- [Problem]
Extract all of the entries and give them again, word for word.

- [Data to process]

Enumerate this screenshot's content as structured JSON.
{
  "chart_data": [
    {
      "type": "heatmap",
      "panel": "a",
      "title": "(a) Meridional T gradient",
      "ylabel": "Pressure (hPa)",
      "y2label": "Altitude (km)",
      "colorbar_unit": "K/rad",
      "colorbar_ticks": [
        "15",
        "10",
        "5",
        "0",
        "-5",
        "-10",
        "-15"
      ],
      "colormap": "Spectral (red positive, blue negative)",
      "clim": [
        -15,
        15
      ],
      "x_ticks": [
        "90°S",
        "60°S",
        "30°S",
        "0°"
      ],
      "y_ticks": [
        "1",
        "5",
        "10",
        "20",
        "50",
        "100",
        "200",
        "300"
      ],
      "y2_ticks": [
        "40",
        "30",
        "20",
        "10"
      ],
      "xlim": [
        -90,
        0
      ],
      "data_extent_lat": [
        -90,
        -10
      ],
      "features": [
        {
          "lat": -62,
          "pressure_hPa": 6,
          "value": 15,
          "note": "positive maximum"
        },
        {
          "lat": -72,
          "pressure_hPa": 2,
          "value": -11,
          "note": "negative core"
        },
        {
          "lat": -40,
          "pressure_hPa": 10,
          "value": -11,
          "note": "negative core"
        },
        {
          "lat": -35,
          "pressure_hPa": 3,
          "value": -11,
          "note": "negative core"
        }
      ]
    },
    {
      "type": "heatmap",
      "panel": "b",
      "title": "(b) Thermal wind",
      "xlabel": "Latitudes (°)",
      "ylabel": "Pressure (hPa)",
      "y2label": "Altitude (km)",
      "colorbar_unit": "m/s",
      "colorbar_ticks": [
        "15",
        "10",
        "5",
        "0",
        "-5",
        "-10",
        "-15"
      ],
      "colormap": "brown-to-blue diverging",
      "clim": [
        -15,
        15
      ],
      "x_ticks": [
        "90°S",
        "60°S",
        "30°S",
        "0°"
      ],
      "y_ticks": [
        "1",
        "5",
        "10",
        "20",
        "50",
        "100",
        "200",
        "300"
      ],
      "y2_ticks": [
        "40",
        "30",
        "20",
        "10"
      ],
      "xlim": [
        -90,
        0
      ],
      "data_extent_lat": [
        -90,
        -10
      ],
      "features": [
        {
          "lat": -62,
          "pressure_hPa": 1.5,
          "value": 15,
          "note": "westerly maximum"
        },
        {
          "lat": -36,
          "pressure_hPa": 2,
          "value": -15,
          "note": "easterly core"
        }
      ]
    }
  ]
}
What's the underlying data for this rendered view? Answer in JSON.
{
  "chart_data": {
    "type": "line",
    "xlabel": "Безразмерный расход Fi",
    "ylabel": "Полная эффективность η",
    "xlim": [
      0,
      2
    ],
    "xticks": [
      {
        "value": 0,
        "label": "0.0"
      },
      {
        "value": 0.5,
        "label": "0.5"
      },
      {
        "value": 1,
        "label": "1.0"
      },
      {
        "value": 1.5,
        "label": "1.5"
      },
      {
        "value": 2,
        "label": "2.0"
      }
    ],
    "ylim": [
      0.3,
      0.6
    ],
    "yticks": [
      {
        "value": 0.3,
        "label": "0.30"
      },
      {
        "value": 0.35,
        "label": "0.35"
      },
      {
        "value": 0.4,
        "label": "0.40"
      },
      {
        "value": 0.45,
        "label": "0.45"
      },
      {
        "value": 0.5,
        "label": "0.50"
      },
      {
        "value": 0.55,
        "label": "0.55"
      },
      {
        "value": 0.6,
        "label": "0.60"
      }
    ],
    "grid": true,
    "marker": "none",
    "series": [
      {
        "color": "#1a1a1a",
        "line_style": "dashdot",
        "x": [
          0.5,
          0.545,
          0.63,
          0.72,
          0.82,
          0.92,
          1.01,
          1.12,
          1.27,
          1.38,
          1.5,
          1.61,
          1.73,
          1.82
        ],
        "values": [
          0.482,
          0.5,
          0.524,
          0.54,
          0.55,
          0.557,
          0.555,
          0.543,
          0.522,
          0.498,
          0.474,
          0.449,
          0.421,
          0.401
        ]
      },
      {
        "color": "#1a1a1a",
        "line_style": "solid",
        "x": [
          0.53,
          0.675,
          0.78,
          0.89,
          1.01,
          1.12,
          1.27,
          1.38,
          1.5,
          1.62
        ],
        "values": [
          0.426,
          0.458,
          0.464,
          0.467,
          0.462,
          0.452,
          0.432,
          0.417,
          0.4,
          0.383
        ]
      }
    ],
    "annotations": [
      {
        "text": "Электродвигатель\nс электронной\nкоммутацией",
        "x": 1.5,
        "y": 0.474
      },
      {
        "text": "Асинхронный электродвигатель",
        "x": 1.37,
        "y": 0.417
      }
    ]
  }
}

- [Written answer]
Enumerate this screenshot's content as structured JSON.
{
  "chart_data": [
    {
      "type": "heatmap",
      "panel": "a",
      "title": "(a) Meridional T gradient",
      "ylabel": "Pressure (hPa)",
      "y2label": "Altitude (km)",
      "colorbar_unit": "K/rad",
      "colorbar_ticks": [
        "15",
        "10",
        "5",
        "0",
        "-5",
        "-10",
        "-15"
      ],
      "colormap": "Spectral (red positive, blue negative)",
      "clim": [
        -15,
        15
      ],
      "x_ticks": [
        "90°S",
        "60°S",
        "30°S",
        "0°"
      ],
      "y_ticks": [
        "1",
        "5",
        "10",
        "20",
        "50",
        "100",
        "200",
        "300"
      ],
      "y2_ticks": [
        "40",
        "30",
        "20",
        "10"
      ],
      "xlim": [
        -90,
        0
      ],
      "data_extent_lat": [
        -90,
        -10
      ],
      "features": [
        {
          "lat": -62,
          "pressure_hPa": 6,
          "value": 15,
          "note": "positive maximum"
        },
        {
          "lat": -72,
          "pressure_hPa": 2,
          "value": -11,
          "note": "negative core"
        },
        {
          "lat": -40,
          "pressure_hPa": 10,
          "value": -11,
          "note": "negative core"
        },
        {
          "lat": -35,
          "pressure_hPa": 3,
          "value": -11,
          "note": "negative core"
        }
      ]
    },
    {
      "type": "heatmap",
      "panel": "b",
      "title": "(b) Thermal wind",
      "xlabel": "Latitudes (°)",
      "ylabel": "Pressure (hPa)",
      "y2label": "Altitude (km)",
      "colorbar_unit": "m/s",
      "colorbar_ticks": [
        "15",
        "10",
        "5",
        "0",
        "-5",
        "-10",
        "-15"
      ],
      "colormap": "brown-to-blue diverging",
      "clim": [
        -15,
        15
      ],
      "x_ticks": [
        "90°S",
        "60°S",
        "30°S",
        "0°"
      ],
      "y_ticks": [
        "1",
        "5",
        "10",
        "20",
        "50",
        "100",
        "200",
        "300"
      ],
      "y2_ticks": [
        "40",
        "30",
        "20",
        "10"
      ],
      "xlim": [
        -90,
        0
      ],
      "data_extent_lat": [
        -90,
        -10
      ],
      "features": [
        {
          "lat": -62,
          "pressure_hPa": 1.5,
          "value": 15,
          "note": "westerly maximum"
        },
        {
          "lat": -36,
          "pressure_hPa": 2,
          "value": -15,
          "note": "easterly core"
        }
      ]
    }
  ]
}
What's the underlying data for this rendered view? Answer in JSON.
{
  "chart_data": {
    "type": "line",
    "xlabel": "Безразмерный расход Fi",
    "ylabel": "Полная эффективность η",
    "xlim": [
      0,
      2
    ],
    "xticks": [
      {
        "value": 0,
        "label": "0.0"
      },
      {
        "value": 0.5,
        "label": "0.5"
      },
      {
        "value": 1,
        "label": "1.0"
      },
      {
        "value": 1.5,
        "label": "1.5"
      },
      {
        "value": 2,
        "label": "2.0"
      }
    ],
    "ylim": [
      0.3,
      0.6
    ],
    "yticks": [
      {
        "value": 0.3,
        "label": "0.30"
      },
      {
        "value": 0.35,
        "label": "0.35"
      },
      {
        "value": 0.4,
        "label": "0.40"
      },
      {
        "value": 0.45,
        "label": "0.45"
      },
      {
        "value": 0.5,
        "label": "0.50"
      },
      {
        "value": 0.55,
        "label": "0.55"
      },
      {
        "value": 0.6,
        "label": "0.60"
      }
    ],
    "grid": true,
    "marker": "none",
    "series": [
      {
        "color": "#1a1a1a",
        "line_style": "dashdot",
        "x": [
          0.5,
          0.545,
          0.63,
          0.72,
          0.82,
          0.92,
          1.01,
          1.12,
          1.27,
          1.38,
          1.5,
          1.61,
          1.73,
          1.82
        ],
        "values": [
          0.482,
          0.5,
          0.524,
          0.54,
          0.55,
          0.557,
          0.555,
          0.543,
          0.522,
          0.498,
          0.474,
          0.449,
          0.421,
          0.401
        ]
      },
      {
        "color": "#1a1a1a",
        "line_style": "solid",
        "x": [
          0.53,
          0.675,
          0.78,
          0.89,
          1.01,
          1.12,
          1.27,
          1.38,
          1.5,
          1.62
        ],
        "values": [
          0.426,
          0.458,
          0.464,
          0.467,
          0.462,
          0.452,
          0.432,
          0.417,
          0.4,
          0.383
        ]
      }
    ],
    "annotations": [
      {
        "text": "Электродвигатель\nс электронной\nкоммутацией",
        "x": 1.5,
        "y": 0.474
      },
      {
        "text": "Асинхронный электродвигатель",
        "x": 1.37,
        "y": 0.417
      }
    ]
  }
}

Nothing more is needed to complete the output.